======== Recorded information ========
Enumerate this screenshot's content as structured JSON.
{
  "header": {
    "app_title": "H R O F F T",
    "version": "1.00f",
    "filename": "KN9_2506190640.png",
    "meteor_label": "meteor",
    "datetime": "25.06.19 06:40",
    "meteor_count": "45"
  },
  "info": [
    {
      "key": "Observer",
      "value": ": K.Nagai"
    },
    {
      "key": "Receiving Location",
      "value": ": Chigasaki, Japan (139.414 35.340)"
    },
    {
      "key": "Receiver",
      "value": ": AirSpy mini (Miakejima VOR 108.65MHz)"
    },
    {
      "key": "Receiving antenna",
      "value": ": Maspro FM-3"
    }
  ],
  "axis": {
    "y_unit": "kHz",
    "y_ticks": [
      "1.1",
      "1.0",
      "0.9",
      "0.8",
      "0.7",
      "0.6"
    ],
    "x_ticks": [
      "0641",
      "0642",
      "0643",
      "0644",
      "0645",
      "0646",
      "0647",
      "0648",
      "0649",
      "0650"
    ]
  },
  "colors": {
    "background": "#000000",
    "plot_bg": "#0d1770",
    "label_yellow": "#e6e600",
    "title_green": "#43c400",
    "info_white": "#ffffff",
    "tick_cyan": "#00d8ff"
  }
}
========
**Written request**
Copy each line that holds the word "value".

**Result of this exercise**
      "value": ": K.Nagai"
      "value": ": Chigasaki, Japan (139.414 35.340)"
      "value": ": AirSpy mini (Miakejima VOR 108.65MHz)"
      "value": ": Maspro FM-3"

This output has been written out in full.